→ Directions: Beginning with the line that contains "Read this page and output its text content.", extract each line through the end of the listing below, with no additions or omissions.

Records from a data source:
-- start --
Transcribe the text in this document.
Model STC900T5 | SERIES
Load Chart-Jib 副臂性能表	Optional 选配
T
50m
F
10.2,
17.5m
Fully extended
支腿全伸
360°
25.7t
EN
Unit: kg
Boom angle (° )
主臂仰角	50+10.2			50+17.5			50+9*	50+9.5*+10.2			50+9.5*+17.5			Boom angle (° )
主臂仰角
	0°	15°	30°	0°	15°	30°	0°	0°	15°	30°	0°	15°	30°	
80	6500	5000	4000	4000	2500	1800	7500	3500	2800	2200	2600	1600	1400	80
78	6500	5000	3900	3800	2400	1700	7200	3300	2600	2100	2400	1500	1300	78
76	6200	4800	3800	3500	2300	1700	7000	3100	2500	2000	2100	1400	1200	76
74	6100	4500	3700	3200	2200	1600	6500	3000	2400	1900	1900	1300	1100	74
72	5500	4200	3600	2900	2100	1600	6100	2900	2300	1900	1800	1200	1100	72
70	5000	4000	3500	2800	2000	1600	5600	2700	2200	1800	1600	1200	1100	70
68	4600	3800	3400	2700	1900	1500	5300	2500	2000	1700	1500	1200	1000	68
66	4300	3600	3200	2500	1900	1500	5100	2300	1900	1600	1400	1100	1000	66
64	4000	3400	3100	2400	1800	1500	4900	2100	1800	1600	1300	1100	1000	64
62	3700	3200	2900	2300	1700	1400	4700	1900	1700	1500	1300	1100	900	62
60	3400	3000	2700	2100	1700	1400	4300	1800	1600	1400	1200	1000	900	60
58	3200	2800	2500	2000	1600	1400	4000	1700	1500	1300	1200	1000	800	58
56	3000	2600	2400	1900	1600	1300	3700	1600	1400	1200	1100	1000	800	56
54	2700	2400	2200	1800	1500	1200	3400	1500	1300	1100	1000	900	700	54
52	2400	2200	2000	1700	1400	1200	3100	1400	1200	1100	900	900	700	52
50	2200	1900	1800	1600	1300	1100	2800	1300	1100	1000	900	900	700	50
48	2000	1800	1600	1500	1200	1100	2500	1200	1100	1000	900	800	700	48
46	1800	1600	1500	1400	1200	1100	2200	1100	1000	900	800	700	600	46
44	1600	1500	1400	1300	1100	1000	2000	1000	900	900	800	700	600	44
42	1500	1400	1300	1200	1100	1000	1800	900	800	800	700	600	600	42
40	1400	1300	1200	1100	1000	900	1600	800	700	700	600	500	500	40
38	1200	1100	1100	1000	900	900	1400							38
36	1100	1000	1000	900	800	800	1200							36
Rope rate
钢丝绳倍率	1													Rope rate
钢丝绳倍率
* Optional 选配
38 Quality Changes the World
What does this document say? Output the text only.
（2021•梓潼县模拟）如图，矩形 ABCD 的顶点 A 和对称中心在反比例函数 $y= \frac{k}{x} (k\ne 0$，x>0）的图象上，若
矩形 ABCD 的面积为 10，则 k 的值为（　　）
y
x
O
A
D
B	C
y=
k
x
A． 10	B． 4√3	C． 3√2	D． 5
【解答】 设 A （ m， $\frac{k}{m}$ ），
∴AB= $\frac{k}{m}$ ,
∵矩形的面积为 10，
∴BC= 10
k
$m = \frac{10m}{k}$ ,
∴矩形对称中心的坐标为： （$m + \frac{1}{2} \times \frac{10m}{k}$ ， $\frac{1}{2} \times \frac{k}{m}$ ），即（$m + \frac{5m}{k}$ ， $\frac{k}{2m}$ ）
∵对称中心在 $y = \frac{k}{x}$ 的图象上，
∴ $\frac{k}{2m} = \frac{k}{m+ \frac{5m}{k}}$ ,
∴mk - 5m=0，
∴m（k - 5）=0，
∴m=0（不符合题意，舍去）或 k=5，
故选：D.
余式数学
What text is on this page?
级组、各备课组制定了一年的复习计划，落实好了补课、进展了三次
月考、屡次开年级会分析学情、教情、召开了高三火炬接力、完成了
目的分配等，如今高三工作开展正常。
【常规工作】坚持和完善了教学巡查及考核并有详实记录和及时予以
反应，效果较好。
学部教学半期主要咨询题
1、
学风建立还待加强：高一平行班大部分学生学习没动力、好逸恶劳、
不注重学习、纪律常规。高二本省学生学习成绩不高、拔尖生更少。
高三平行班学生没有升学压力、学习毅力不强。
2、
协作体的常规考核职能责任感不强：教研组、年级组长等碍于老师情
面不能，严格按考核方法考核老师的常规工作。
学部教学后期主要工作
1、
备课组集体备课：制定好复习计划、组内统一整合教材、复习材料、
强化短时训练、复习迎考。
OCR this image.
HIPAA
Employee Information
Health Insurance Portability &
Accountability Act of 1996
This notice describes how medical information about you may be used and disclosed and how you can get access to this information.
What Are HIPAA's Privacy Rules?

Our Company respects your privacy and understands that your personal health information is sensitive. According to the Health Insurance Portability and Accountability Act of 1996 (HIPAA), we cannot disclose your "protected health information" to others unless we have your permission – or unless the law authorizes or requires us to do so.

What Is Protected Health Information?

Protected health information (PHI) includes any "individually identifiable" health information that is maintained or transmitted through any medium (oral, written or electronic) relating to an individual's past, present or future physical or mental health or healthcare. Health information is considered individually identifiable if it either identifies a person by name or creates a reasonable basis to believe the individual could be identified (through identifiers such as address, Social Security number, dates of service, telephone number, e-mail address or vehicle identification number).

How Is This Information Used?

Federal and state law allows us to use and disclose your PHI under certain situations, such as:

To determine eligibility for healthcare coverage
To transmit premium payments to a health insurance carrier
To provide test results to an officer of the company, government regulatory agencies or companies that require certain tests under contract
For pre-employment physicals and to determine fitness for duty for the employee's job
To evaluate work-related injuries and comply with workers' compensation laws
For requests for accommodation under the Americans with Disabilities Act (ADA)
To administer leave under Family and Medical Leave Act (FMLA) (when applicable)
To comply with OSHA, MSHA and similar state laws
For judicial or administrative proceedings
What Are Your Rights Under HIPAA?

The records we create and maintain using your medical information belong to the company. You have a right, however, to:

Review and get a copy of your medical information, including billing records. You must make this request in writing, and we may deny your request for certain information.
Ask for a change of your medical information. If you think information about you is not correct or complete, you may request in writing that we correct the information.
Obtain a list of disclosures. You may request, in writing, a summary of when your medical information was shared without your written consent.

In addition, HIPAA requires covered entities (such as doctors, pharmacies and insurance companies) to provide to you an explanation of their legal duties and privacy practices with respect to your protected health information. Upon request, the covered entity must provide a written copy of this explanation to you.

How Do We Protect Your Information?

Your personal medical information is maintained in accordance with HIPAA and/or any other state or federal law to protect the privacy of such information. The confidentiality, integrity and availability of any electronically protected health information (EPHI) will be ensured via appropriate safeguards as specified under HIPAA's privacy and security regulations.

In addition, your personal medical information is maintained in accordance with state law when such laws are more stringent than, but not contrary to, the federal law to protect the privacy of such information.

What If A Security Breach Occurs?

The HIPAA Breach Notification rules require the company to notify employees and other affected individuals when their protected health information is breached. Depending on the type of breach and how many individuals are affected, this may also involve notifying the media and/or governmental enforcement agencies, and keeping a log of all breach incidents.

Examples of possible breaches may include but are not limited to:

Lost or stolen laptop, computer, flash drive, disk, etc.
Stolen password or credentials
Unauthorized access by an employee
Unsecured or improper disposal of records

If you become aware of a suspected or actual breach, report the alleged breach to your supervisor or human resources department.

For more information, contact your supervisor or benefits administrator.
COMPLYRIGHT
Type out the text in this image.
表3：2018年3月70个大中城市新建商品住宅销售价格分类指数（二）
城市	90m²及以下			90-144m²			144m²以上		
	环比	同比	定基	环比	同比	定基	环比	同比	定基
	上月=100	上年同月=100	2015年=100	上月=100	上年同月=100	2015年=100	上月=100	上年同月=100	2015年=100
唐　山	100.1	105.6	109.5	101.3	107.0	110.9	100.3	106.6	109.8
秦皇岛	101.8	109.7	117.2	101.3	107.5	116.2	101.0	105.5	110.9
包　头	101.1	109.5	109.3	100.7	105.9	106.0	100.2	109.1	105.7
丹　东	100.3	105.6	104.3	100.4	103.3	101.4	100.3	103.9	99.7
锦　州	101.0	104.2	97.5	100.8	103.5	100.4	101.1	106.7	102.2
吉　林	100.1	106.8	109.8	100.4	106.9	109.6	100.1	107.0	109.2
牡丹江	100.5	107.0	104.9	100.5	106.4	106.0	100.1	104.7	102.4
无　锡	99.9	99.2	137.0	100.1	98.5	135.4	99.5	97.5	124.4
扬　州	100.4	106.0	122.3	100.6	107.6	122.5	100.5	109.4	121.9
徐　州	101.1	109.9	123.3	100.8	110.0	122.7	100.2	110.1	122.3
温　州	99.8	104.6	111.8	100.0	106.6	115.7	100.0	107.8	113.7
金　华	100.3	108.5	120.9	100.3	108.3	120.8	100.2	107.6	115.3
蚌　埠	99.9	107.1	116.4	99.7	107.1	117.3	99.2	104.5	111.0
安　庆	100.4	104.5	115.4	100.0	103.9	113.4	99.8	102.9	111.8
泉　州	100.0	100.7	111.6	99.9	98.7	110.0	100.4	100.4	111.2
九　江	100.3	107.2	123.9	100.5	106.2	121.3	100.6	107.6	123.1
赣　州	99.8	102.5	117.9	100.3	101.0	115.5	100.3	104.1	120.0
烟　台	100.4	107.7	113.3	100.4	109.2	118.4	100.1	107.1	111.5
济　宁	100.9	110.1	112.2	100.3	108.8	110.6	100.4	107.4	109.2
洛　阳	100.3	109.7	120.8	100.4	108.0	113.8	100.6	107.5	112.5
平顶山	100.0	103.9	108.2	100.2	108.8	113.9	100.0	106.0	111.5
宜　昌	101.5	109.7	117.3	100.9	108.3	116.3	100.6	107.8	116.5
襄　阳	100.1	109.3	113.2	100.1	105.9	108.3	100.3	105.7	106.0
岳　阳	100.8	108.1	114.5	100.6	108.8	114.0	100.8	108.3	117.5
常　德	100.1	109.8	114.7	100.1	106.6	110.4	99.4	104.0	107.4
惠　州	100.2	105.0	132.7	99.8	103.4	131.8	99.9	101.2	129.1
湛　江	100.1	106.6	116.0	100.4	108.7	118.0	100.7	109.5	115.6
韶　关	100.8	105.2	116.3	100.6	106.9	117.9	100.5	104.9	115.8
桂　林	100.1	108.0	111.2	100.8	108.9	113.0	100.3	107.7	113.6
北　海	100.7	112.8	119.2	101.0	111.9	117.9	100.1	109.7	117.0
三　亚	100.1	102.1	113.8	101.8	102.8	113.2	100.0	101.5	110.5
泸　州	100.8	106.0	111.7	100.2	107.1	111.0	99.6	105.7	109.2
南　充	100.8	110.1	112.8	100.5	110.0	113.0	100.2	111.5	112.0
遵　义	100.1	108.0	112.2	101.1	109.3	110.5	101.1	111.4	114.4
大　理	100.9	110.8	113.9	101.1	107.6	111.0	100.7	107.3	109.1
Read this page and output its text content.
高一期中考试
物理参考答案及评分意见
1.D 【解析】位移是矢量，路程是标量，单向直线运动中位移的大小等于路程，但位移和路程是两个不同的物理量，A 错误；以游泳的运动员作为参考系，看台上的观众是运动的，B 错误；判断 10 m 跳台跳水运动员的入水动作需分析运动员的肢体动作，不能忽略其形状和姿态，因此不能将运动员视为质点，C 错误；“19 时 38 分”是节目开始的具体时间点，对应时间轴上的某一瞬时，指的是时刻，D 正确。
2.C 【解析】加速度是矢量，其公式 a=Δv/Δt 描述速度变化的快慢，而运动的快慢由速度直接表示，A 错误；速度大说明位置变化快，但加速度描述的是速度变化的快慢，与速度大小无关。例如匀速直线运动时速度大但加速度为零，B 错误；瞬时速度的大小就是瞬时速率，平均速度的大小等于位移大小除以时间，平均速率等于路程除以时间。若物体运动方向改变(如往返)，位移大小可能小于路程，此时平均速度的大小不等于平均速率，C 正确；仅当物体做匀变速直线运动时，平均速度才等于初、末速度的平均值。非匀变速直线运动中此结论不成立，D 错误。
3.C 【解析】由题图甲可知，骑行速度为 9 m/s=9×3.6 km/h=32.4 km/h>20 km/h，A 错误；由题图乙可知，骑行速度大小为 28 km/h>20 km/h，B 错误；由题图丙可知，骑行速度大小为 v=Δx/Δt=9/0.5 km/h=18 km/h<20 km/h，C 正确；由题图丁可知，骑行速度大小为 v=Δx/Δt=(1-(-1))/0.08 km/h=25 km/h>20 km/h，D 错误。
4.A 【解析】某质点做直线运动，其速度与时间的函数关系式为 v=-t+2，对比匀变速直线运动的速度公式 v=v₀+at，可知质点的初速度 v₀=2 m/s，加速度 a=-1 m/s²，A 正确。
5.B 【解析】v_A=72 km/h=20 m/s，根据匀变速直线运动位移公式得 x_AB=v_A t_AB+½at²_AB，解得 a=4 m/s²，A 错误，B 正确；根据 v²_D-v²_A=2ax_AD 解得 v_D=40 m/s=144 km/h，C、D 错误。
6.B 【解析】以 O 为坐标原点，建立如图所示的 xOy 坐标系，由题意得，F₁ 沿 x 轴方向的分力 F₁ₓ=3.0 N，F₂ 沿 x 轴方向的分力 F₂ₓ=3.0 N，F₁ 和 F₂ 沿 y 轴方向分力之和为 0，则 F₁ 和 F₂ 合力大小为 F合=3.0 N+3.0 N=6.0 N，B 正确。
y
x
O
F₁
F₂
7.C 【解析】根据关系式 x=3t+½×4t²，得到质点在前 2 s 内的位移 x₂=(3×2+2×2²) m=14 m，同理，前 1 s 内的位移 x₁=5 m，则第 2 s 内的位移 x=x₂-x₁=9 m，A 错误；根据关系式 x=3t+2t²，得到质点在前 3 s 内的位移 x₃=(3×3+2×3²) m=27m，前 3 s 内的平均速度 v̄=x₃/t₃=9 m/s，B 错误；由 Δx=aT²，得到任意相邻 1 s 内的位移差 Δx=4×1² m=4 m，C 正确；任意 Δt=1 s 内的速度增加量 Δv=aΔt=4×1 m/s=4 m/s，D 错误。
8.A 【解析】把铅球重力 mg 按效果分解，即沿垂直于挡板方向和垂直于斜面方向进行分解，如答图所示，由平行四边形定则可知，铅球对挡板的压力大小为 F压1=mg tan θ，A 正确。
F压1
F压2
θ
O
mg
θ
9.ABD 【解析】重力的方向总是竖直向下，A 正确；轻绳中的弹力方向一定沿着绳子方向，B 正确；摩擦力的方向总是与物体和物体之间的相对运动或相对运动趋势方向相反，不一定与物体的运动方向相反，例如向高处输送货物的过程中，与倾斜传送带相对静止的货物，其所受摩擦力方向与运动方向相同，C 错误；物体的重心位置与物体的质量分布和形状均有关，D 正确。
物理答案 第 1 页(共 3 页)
-- end --
→ Response to the exercise:
Read this page and output its text content.
高一期中考试
物理参考答案及评分意见
1.D 【解析】位移是矢量，路程是标量，单向直线运动中位移的大小等于路程，但位移和路程是两个不同的物理量，A 错误；以游泳的运动员作为参考系，看台上的观众是运动的，B 错误；判断 10 m 跳台跳水运动员的入水动作需分析运动员的肢体动作，不能忽略其形状和姿态，因此不能将运动员视为质点，C 错误；“19 时 38 分”是节目开始的具体时间点，对应时间轴上的某一瞬时，指的是时刻，D 正确。
2.C 【解析】加速度是矢量，其公式 a=Δv/Δt 描述速度变化的快慢，而运动的快慢由速度直接表示，A 错误；速度大说明位置变化快，但加速度描述的是速度变化的快慢，与速度大小无关。例如匀速直线运动时速度大但加速度为零，B 错误；瞬时速度的大小就是瞬时速率，平均速度的大小等于位移大小除以时间，平均速率等于路程除以时间。若物体运动方向改变(如往返)，位移大小可能小于路程，此时平均速度的大小不等于平均速率，C 正确；仅当物体做匀变速直线运动时，平均速度才等于初、末速度的平均值。非匀变速直线运动中此结论不成立，D 错误。
3.C 【解析】由题图甲可知，骑行速度为 9 m/s=9×3.6 km/h=32.4 km/h>20 km/h，A 错误；由题图乙可知，骑行速度大小为 28 km/h>20 km/h，B 错误；由题图丙可知，骑行速度大小为 v=Δx/Δt=9/0.5 km/h=18 km/h<20 km/h，C 正确；由题图丁可知，骑行速度大小为 v=Δx/Δt=(1-(-1))/0.08 km/h=25 km/h>20 km/h，D 错误。
4.A 【解析】某质点做直线运动，其速度与时间的函数关系式为 v=-t+2，对比匀变速直线运动的速度公式 v=v₀+at，可知质点的初速度 v₀=2 m/s，加速度 a=-1 m/s²，A 正确。
5.B 【解析】v_A=72 km/h=20 m/s，根据匀变速直线运动位移公式得 x_AB=v_A t_AB+½at²_AB，解得 a=4 m/s²，A 错误，B 正确；根据 v²_D-v²_A=2ax_AD 解得 v_D=40 m/s=144 km/h，C、D 错误。
6.B 【解析】以 O 为坐标原点，建立如图所示的 xOy 坐标系，由题意得，F₁ 沿 x 轴方向的分力 F₁ₓ=3.0 N，F₂ 沿 x 轴方向的分力 F₂ₓ=3.0 N，F₁ 和 F₂ 沿 y 轴方向分力之和为 0，则 F₁ 和 F₂ 合力大小为 F合=3.0 N+3.0 N=6.0 N，B 正确。
y
x
O
F₁
F₂
7.C 【解析】根据关系式 x=3t+½×4t²，得到质点在前 2 s 内的位移 x₂=(3×2+2×2²) m=14 m，同理，前 1 s 内的位移 x₁=5 m，则第 2 s 内的位移 x=x₂-x₁=9 m，A 错误；根据关系式 x=3t+2t²，得到质点在前 3 s 内的位移 x₃=(3×3+2×3²) m=27m，前 3 s 内的平均速度 v̄=x₃/t₃=9 m/s，B 错误；由 Δx=aT²，得到任意相邻 1 s 内的位移差 Δx=4×1² m=4 m，C 正确；任意 Δt=1 s 内的速度增加量 Δv=aΔt=4×1 m/s=4 m/s，D 错误。
8.A 【解析】把铅球重力 mg 按效果分解，即沿垂直于挡板方向和垂直于斜面方向进行分解，如答图所示，由平行四边形定则可知，铅球对挡板的压力大小为 F压1=mg tan θ，A 正确。
F压1
F压2
θ
O
mg
θ
9.ABD 【解析】重力的方向总是竖直向下，A 正确；轻绳中的弹力方向一定沿着绳子方向，B 正确；摩擦力的方向总是与物体和物体之间的相对运动或相对运动趋势方向相反，不一定与物体的运动方向相反，例如向高处输送货物的过程中，与倾斜传送带相对静止的货物，其所受摩擦力方向与运动方向相同，C 错误；物体的重心位置与物体的质量分布和形状均有关，D 正确。
物理答案 第 1 页(共 3 页)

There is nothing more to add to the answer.